GIVEN REQUEST A – According to the page on deadlocks, what is the most common example of a deadlock in human systems?

QUOTED PASSAGE –
Core of IT: Processes: Deadlocks

Processes

Introduction
Races/Exclusive Use
Arbitration
Synchronization
Deadlocks
Time Sharing

Authors:

Halleh Fatheisian
Eric Rosenberger

Deadlocks

The methods discussed so far -- for arbitration, mutual exclusion, and synchronization -- are all "local" in that they deal with a particular interaction among particular processes. With an arbiter, we can safely choose one of two simultaneous events. With a mutual excluder, we can safely allow any process to perform an operation on a shared object without interference from another process. With a synchronizer, we can force one process to stop and wait for a signal from another.

But what about the larger picture? What about a system of many processes sharing many resources and exchanging many signals? Can anything go wrong in the system that cannot go wrong in the local interactions?

The answer is: indeed, yes! The single most important coordination problem to strike a system of processes is the deadlock, a condition in which a set of processes are all stopped and waiting for a signal from another member of the set.

Deadlocks occur in human systems with striking regularity. The traffic gridlock is the most common example. A simple gridlock occurs in an intersection when two lines of cars are attempting to turn left and the path of the front car is blocked by cars in the other line. A simple gridlock can turn into a regional gridlock if the lines of cars back up into other intersections. People in big-city areas know well how a snowstorm can cause a regional deadlock: nothing moves on any major artery.

A Kitchen Example

An example long used by computer systems designers to illustrate the problem of deadlocks is inspired by the analogy between algorithms and recipes. This example, which was first used around 1965 by Edsger Dijkstra, takes place in a gourmet kitchen with one burner and one hand-mixer. The stew recipe calls for the ingredients to be blended and then simmered on the burner; a few minutes before it is done, the chef is to use the mixer smooth the stew, and is to continue the mixing until a few minutes after removing the pot from the burner. The pudding recipe calls for the ingredients to be combined; the chef is then to use the mixer to blend them; while continuing to mix, place the pot on the burner until the mixture reaches critical temperature; and to remove from burner a few minutes later. If we try to automate this kitchen using semaphores burner and mixer, both initialized to 1, we obtain:

   Stew: 1 combine ingredients;  Pudding: 1 combine ingredients;
         2 WAIT(burner);                  2 WAIT(mixer);
         3 cook;                          3 mix;
         4 WAIT(mixer);                   4 WAIT(burner);
         5 cook and mix;                  5 cook and mix;
         6 remove from burner;            6 stop mixing;
         7 SIGNAL(burner);                7 SIGNAL(mixer);
         8 mix a while longer;            8 cook a while longer;
         9 SIGNAL(mixer);                 9 SIGNAL(burner);
        10 serve                         10 serve

Let's use two numbers to represent the state of this kitchen: (x,y) means the stew is at step x and pudding at step y. The initial state is (0,0) and the final state is (10,10). The objective of the chef is to guide the recipes from initial to final state. Can this always be done?

Layout element annotations
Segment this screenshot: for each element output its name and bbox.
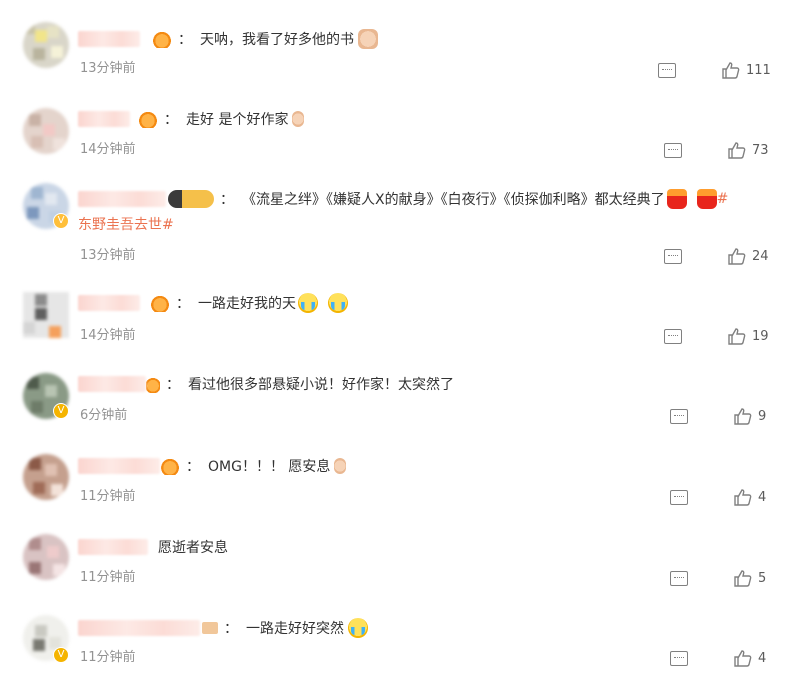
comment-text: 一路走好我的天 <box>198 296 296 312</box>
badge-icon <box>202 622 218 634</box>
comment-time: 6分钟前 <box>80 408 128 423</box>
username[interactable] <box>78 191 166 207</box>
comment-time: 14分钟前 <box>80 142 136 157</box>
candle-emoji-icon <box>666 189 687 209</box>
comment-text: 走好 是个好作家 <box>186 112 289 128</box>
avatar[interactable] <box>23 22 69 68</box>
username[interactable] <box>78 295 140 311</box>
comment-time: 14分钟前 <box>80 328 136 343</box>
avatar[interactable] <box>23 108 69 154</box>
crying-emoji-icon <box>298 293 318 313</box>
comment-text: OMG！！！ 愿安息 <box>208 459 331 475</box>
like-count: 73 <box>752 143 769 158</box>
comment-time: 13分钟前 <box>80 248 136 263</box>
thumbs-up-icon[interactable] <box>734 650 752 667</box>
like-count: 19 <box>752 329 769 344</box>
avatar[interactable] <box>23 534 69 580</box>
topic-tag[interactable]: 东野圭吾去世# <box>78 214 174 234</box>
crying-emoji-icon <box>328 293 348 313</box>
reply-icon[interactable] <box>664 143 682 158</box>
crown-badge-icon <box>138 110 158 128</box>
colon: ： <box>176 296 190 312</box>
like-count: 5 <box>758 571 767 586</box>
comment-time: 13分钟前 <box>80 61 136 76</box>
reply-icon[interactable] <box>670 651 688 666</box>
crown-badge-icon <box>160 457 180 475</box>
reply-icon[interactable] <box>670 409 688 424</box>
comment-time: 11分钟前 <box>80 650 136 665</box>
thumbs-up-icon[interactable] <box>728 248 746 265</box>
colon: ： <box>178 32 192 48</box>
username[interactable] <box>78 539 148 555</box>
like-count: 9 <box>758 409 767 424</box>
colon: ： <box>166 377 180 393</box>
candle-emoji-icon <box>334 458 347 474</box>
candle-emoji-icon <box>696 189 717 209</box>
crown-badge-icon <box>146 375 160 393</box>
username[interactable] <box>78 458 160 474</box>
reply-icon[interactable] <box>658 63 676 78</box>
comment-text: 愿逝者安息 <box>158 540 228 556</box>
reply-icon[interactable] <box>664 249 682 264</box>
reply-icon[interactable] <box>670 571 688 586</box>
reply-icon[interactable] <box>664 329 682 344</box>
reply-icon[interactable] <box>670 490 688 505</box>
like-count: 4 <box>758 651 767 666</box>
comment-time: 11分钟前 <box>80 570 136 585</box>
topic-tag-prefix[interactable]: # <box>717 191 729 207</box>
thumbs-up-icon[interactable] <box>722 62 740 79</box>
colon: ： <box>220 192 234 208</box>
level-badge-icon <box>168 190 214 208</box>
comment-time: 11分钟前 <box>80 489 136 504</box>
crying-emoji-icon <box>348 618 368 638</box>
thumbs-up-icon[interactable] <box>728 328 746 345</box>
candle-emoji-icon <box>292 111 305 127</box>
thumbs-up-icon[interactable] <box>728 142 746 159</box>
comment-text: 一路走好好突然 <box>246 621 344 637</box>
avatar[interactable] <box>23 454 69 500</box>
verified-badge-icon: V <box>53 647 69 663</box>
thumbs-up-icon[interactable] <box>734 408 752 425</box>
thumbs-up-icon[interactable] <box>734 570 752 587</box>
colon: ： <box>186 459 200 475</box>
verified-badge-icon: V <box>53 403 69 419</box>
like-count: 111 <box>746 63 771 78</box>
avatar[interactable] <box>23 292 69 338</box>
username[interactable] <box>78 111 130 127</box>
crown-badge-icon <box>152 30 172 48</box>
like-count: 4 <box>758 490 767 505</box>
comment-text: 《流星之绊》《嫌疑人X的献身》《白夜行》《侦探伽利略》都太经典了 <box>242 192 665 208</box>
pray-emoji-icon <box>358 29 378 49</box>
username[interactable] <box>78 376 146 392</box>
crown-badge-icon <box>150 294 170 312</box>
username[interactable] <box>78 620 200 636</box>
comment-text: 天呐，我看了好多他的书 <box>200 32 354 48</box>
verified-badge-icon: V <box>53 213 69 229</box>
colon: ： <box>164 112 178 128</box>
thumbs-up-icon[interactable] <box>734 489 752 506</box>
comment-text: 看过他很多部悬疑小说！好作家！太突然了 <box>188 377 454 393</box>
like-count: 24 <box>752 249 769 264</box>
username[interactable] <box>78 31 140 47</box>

GIVEN REQUEST B – Reproduce the lines of the records from the line with "comment-text: 一路走好我的天 <box>198" to the line with "username[interactable] <box>78 295", including both of those lines.

WRITTEN RESPONSE A – The traffic gridlock.

WRITTEN RESPONSE B –
comment-text: 一路走好我的天 <box>198 296 296 312</box>
badge-icon <box>202 622 218 634</box>
comment-time: 6分钟前 <box>80 408 128 423</box>
username[interactable] <box>78 191 166 207</box>
comment-time: 14分钟前 <box>80 142 136 157</box>
candle-emoji-icon <box>666 189 687 209</box>
comment-text: 走好 是个好作家 <box>186 112 289 128</box>
avatar[interactable] <box>23 22 69 68</box>
username[interactable] <box>78 295 140 311</box>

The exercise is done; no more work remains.